***** Exercise materials *****
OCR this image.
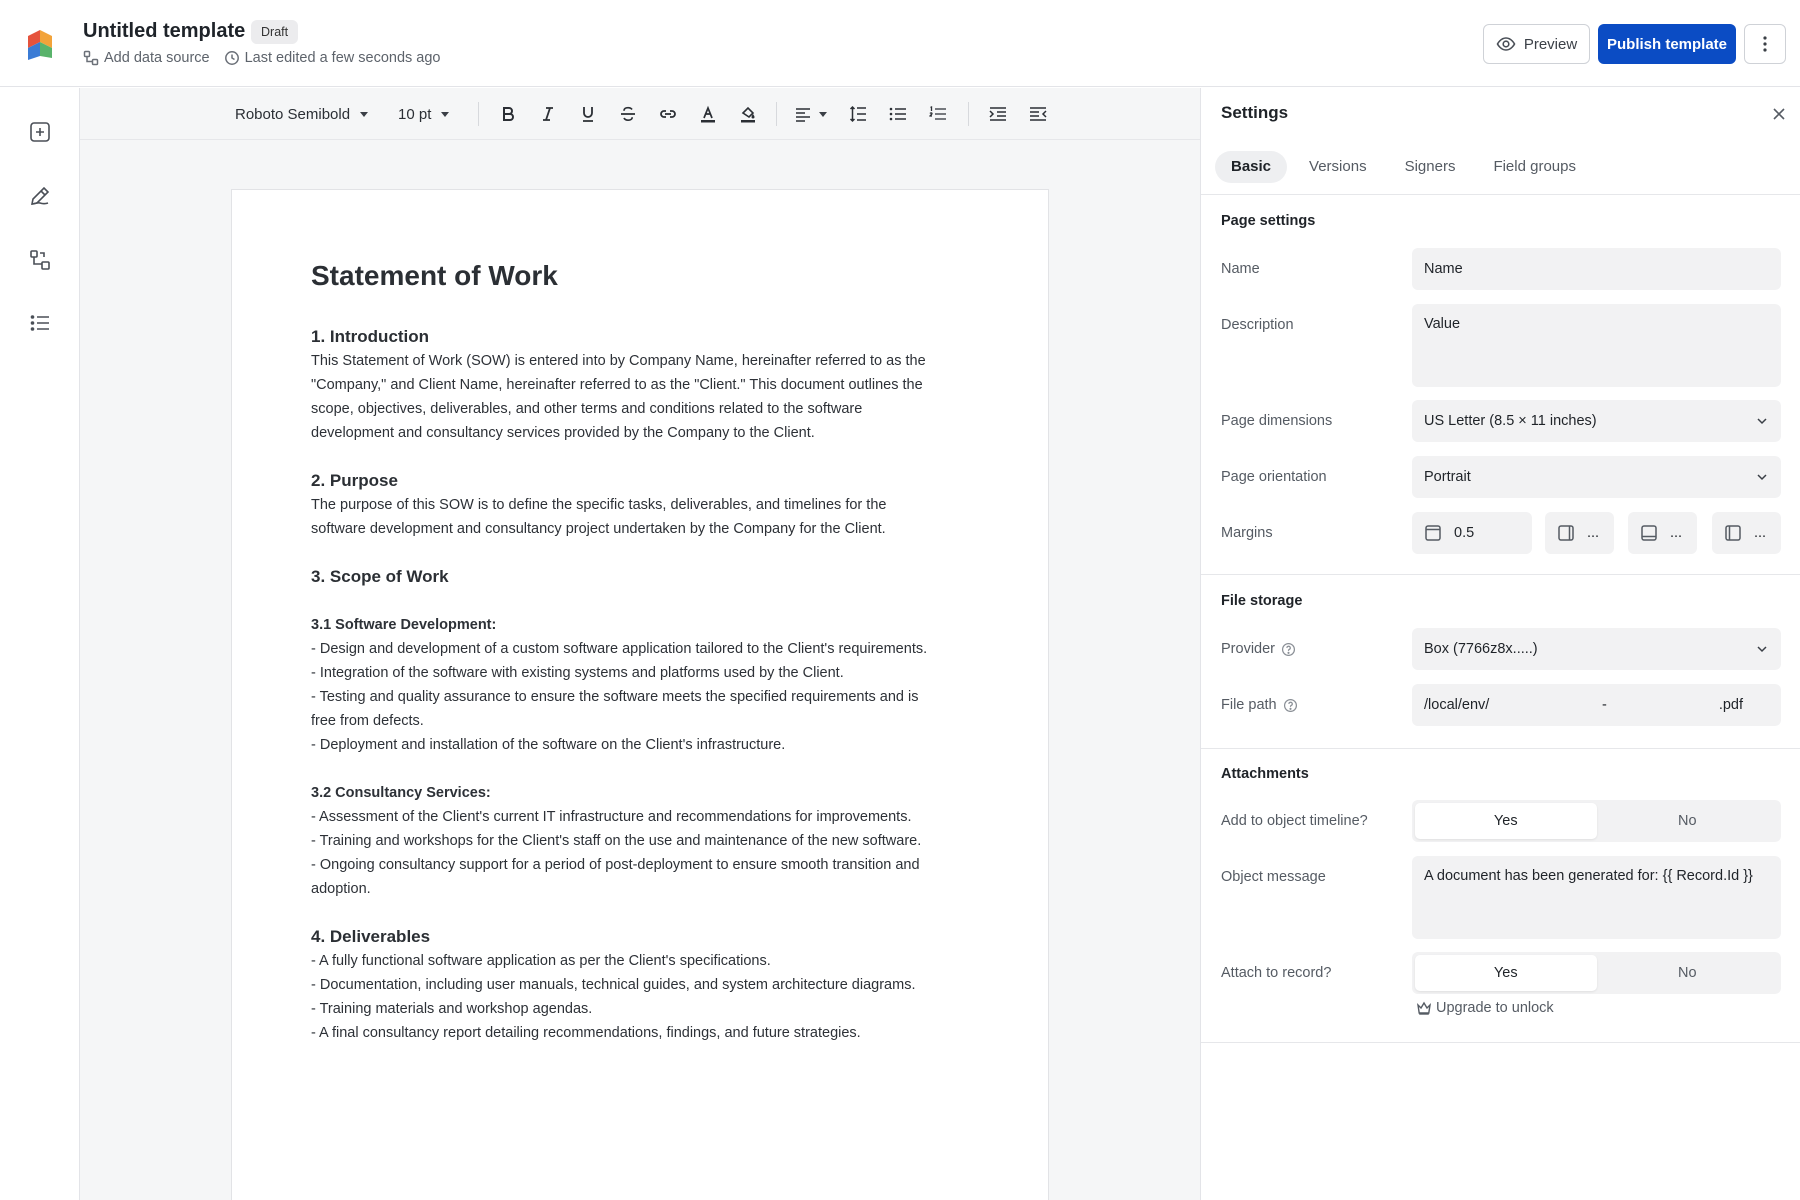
Untitled template	Draft
Add data source Last edited a few seconds ago
Preview	Publish template
Roboto Semibold	10 pt
Statement of Work
1. Introduction

This Statement of Work (SOW) is entered into by Company Name, hereinafter referred to as the

"Company," and Client Name, hereinafter referred to as the "Client." This document outlines the

scope, objectives, deliverables, and other terms and conditions related to the software

development and consultancy services provided by the Company to the Client.

2. Purpose

The purpose of this SOW is to define the specific tasks, deliverables, and timelines for the

software development and consultancy project undertaken by the Company for the Client.

3. Scope of Work

3.1 Software Development:

- Design and development of a custom software application tailored to the Client's requirements.

- Integration of the software with existing systems and platforms used by the Client.

- Testing and quality assurance to ensure the software meets the specified requirements and is

free from defects.

- Deployment and installation of the software on the Client's infrastructure.

3.2 Consultancy Services:

- Assessment of the Client's current IT infrastructure and recommendations for improvements.

- Training and workshops for the Client's staff on the use and maintenance of the new software.

- Ongoing consultancy support for a period of post-deployment to ensure smooth transition and

adoption.

4. Deliverables

- A fully functional software application as per the Client's specifications.

- Documentation, including user manuals, technical guides, and system architecture diagrams.

- Training materials and workshop agendas.

- A final consultancy report detailing recommendations, findings, and future strategies.

Settings
Basic	Versions	Signers	Field groups
Page settings
Name	Name
Description	Value
Page dimensions	US Letter (8.5 × 11 inches)
Page orientation	Portrait
Margins	0.5	...	...	...
File storage
Provider	Box (7766z8x.....)
File path	/local/env/	-	.pdf
Attachments
Add to object timeline?	Yes	No
Object message	A document has been generated for: {{ Record.Id }}
Attach to record?	Yes	No
Upgrade to unlock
*****
:: Task statement ::
Gather each line of the listing containing the word "recommendations" and show it.

:: Result ::
- Assessment of the Client's current IT infrastructure and recommendations for improvements.
- A final consultancy report detailing recommendations, findings, and future strategies.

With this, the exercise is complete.